** Begin Data records **

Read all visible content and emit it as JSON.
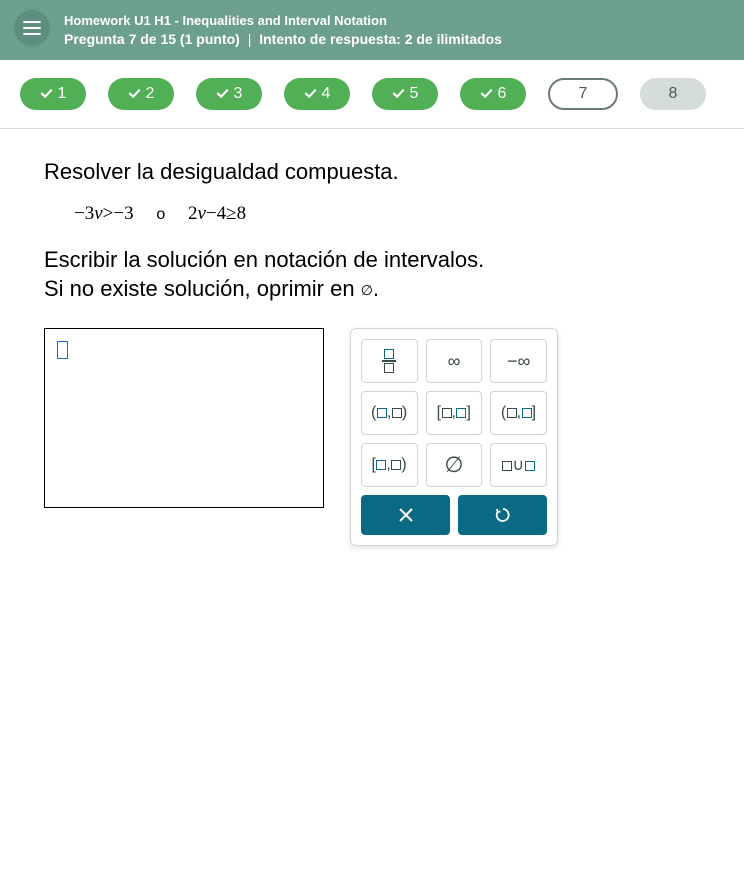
{
  "header": {
    "title": "Homework U1 H1 - Inequalities and Interval Notation",
    "question_label": "Pregunta 7 de 15 (1 punto)",
    "attempt_label": "Intento de respuesta: 2 de ilimitados"
  },
  "nav": {
    "items": [
      {
        "num": "1",
        "state": "done"
      },
      {
        "num": "2",
        "state": "done"
      },
      {
        "num": "3",
        "state": "done"
      },
      {
        "num": "4",
        "state": "done"
      },
      {
        "num": "5",
        "state": "done"
      },
      {
        "num": "6",
        "state": "done"
      },
      {
        "num": "7",
        "state": "current"
      },
      {
        "num": "8",
        "state": "future"
      }
    ]
  },
  "question": {
    "heading": "Resolver la desigualdad compuesta.",
    "expr_left_a": "−3",
    "expr_left_var": "v",
    "expr_left_op": ">",
    "expr_left_b": "−3",
    "connector": "o",
    "expr_right_a": "2",
    "expr_right_var": "v",
    "expr_right_mid": "−4",
    "expr_right_op": "≥",
    "expr_right_b": "8",
    "instr_line1": "Escribir la solución en notación de intervalos.",
    "instr_line2_a": "Si no existe solución, oprimir en ",
    "instr_line2_sym": "∅",
    "instr_line2_b": "."
  },
  "keypad": {
    "infinity": "∞",
    "neg_infinity": "−∞",
    "open_open": "(□,□)",
    "closed_closed": "[□,□]",
    "open_closed": "(□,□]",
    "closed_open": "[□,□)",
    "emptyset": "∅",
    "union": "□∪□",
    "clear": "×",
    "undo": "↺"
  }
}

** End Data records **

== Problem to work on ==
Your task is to repeat the material above exactly, without its pictures.

== Task solution ==
Read all visible content and emit it as JSON.
{
  "header": {
    "title": "Homework U1 H1 - Inequalities and Interval Notation",
    "question_label": "Pregunta 7 de 15 (1 punto)",
    "attempt_label": "Intento de respuesta: 2 de ilimitados"
  },
  "nav": {
    "items": [
      {
        "num": "1",
        "state": "done"
      },
      {
        "num": "2",
        "state": "done"
      },
      {
        "num": "3",
        "state": "done"
      },
      {
        "num": "4",
        "state": "done"
      },
      {
        "num": "5",
        "state": "done"
      },
      {
        "num": "6",
        "state": "done"
      },
      {
        "num": "7",
        "state": "current"
      },
      {
        "num": "8",
        "state": "future"
      }
    ]
  },
  "question": {
    "heading": "Resolver la desigualdad compuesta.",
    "expr_left_a": "−3",
    "expr_left_var": "v",
    "expr_left_op": ">",
    "expr_left_b": "−3",
    "connector": "o",
    "expr_right_a": "2",
    "expr_right_var": "v",
    "expr_right_mid": "−4",
    "expr_right_op": "≥",
    "expr_right_b": "8",
    "instr_line1": "Escribir la solución en notación de intervalos.",
    "instr_line2_a": "Si no existe solución, oprimir en ",
    "instr_line2_sym": "∅",
    "instr_line2_b": "."
  },
  "keypad": {
    "infinity": "∞",
    "neg_infinity": "−∞",
    "open_open": "(□,□)",
    "closed_closed": "[□,□]",
    "open_closed": "(□,□]",
    "closed_open": "[□,□)",
    "emptyset": "∅",
    "union": "□∪□",
    "clear": "×",
    "undo": "↺"
  }
}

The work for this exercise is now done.